Objective: Copy out, unchanged, the lines from the one containing "dialog-message: Please create/select" through the one containing "cancel-button[interactable]: Cancel (223, 218, 580, 295)", including both.

-*-*-

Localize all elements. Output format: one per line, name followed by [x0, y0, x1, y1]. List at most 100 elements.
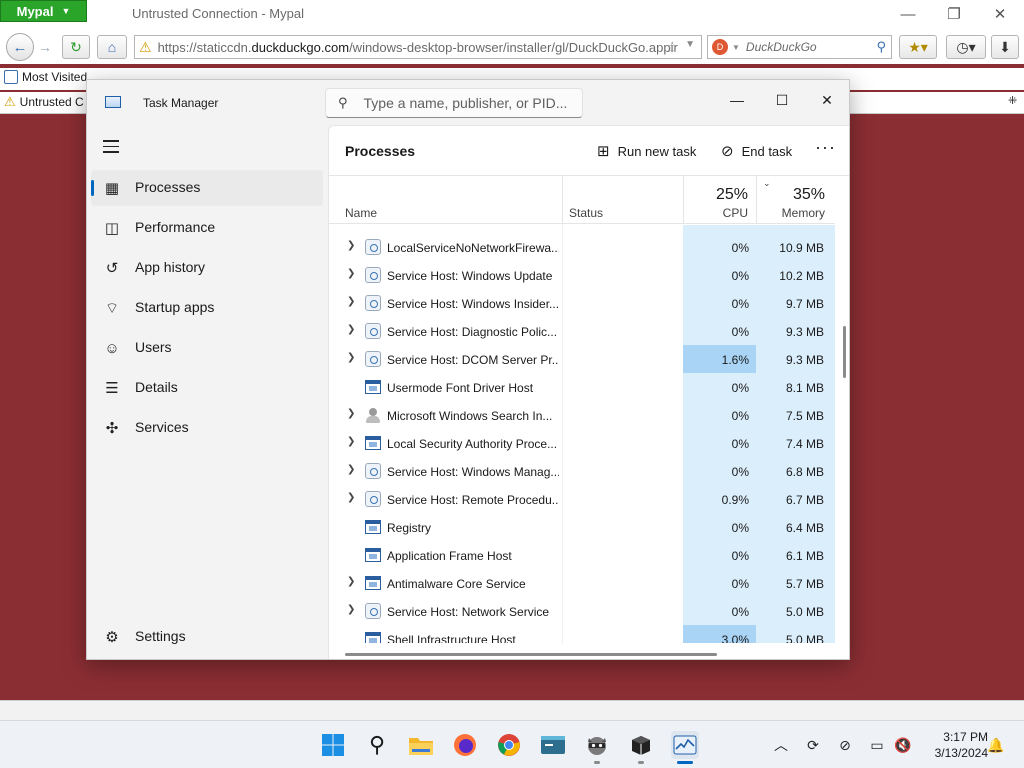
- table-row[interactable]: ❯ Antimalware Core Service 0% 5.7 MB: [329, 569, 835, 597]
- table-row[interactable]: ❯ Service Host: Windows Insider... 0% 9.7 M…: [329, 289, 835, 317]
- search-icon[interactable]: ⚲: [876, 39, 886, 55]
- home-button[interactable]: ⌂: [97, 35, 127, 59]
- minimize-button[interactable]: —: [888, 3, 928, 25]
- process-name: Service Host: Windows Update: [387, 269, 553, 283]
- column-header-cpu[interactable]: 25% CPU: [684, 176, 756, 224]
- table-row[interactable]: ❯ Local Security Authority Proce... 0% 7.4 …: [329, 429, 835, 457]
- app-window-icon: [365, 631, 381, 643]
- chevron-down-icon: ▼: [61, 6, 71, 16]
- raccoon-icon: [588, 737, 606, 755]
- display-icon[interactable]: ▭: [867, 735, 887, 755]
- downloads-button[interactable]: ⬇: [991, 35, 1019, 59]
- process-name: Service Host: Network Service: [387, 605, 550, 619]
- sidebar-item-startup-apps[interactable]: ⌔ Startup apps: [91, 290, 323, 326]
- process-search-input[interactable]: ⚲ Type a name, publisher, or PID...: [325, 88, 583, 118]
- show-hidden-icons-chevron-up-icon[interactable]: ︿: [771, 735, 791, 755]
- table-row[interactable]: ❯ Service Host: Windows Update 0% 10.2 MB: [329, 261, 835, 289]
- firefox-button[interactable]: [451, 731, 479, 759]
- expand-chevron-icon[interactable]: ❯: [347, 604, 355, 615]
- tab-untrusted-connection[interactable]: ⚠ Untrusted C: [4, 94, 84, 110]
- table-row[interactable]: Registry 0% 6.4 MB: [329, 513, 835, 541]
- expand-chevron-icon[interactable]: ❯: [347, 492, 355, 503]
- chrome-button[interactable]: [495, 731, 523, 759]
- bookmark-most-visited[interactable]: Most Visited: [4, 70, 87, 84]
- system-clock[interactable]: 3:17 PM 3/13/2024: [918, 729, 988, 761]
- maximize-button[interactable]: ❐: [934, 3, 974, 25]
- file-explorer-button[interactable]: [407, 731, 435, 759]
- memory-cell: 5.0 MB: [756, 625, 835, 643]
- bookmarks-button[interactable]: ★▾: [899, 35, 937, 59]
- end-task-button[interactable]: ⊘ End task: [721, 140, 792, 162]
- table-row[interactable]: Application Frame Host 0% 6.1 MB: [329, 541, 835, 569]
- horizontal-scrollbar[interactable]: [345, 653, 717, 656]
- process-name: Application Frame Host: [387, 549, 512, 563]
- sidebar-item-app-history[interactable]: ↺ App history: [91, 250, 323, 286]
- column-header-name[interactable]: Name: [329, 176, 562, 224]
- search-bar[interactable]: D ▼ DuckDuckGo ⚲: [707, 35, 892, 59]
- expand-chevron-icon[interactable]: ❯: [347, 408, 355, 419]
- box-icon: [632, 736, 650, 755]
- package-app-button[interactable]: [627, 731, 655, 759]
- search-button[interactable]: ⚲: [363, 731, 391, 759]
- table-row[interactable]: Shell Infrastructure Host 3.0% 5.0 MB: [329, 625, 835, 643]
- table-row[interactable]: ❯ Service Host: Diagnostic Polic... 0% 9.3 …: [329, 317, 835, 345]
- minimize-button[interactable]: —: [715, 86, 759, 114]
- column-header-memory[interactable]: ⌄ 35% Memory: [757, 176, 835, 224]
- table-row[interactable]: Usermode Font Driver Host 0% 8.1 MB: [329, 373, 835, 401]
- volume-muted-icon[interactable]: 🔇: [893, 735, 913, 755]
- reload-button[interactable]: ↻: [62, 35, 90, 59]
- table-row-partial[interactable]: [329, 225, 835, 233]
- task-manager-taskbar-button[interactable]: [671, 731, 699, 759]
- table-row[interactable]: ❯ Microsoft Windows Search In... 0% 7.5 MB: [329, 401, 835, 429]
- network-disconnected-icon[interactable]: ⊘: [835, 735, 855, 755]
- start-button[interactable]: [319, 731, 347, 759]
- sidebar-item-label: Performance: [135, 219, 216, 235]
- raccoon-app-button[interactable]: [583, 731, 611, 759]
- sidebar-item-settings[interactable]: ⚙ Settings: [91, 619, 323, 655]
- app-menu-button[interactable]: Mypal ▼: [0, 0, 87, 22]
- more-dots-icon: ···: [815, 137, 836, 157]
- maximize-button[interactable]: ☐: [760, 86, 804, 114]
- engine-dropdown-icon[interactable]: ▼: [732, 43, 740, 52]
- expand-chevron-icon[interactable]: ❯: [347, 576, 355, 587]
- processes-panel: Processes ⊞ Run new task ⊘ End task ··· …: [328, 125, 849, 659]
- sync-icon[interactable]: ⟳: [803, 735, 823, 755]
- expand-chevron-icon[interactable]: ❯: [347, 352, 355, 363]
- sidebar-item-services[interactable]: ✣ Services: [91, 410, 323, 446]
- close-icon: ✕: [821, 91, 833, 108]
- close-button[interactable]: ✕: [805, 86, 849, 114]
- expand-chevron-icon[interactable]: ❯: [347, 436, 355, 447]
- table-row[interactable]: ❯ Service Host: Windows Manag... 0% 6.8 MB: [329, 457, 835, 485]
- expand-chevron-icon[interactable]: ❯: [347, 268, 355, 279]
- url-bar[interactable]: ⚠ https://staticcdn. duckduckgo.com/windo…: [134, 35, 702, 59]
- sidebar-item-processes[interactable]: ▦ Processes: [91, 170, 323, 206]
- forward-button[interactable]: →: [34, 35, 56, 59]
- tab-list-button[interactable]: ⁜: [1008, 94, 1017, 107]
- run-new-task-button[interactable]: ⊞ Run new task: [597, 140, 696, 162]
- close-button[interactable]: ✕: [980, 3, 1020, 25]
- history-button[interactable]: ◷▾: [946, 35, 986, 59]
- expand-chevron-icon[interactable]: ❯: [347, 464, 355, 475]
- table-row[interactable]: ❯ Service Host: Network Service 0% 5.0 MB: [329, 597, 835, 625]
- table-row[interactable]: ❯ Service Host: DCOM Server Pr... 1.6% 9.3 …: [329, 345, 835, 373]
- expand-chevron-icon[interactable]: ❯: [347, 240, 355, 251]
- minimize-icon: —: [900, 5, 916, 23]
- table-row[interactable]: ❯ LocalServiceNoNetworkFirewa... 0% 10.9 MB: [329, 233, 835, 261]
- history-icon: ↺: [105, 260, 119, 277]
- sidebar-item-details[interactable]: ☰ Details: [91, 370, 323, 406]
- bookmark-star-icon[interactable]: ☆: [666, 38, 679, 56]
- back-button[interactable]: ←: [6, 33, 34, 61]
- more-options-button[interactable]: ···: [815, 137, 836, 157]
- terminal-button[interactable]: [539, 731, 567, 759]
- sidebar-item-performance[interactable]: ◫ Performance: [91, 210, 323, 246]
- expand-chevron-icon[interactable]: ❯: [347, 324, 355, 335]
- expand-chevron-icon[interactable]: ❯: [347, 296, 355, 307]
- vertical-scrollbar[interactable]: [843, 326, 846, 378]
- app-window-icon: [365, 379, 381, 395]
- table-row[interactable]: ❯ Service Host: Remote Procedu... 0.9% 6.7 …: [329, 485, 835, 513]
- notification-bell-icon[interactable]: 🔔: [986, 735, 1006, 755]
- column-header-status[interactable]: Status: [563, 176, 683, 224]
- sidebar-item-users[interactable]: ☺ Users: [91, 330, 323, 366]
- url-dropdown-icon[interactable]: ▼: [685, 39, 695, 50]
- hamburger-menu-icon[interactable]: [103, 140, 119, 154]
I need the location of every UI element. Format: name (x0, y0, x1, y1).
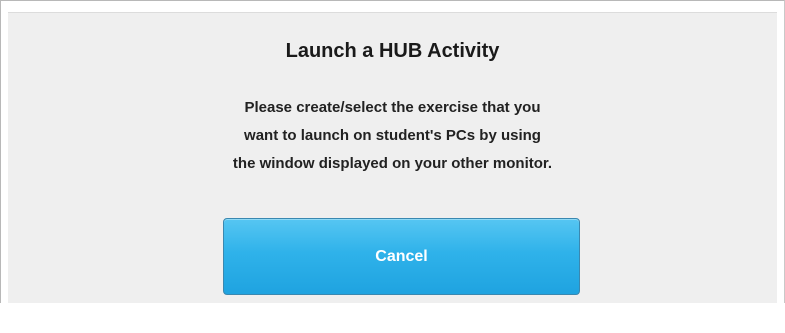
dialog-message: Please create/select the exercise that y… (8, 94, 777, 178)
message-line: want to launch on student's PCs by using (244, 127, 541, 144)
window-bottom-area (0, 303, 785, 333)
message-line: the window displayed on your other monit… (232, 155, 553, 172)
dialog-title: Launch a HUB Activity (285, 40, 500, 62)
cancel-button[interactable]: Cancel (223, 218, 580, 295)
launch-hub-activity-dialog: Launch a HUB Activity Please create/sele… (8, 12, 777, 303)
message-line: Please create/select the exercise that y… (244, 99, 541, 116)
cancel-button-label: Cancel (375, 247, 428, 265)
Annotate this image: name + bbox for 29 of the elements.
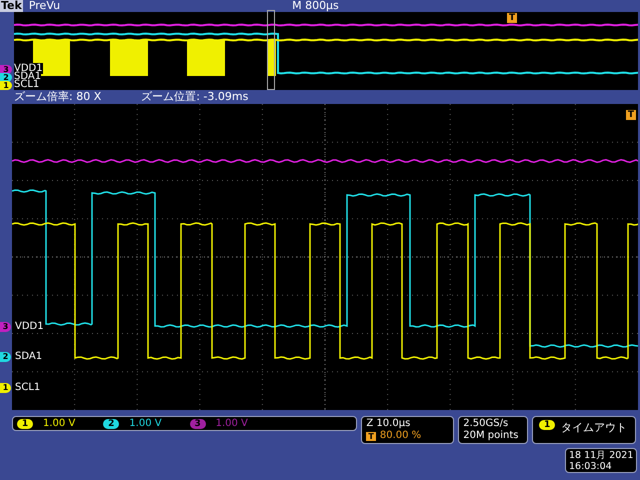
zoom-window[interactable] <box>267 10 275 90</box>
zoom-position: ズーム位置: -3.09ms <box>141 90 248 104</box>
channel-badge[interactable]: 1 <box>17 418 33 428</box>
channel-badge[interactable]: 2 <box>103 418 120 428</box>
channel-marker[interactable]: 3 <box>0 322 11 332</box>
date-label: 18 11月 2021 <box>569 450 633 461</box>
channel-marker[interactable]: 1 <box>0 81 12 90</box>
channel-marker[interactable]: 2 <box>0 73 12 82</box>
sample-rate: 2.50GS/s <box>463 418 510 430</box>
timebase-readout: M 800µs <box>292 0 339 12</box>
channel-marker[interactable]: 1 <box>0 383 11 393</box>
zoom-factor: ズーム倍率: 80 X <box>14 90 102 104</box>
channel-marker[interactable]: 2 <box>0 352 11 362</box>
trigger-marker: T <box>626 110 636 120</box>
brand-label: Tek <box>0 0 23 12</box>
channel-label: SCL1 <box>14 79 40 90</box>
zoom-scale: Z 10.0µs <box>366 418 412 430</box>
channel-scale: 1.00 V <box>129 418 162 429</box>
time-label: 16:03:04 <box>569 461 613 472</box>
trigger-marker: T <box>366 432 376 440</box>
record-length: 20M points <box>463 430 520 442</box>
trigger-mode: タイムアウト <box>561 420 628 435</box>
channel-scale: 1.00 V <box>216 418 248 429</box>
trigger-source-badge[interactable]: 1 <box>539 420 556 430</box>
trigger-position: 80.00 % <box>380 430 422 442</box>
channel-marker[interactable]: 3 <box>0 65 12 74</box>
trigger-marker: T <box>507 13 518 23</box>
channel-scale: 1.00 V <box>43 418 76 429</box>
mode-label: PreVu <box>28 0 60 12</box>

-*-*-

Exercise response:
dialog-message: Please create/select the exercise that y… (8, 94, 777, 178)
message-line: want to launch on student's PCs by using (244, 127, 541, 144)
window-bottom-area (0, 303, 785, 333)
message-line: the window displayed on your other monit… (232, 155, 553, 172)
dialog-title: Launch a HUB Activity (285, 40, 500, 62)
cancel-button[interactable]: Cancel (223, 218, 580, 295)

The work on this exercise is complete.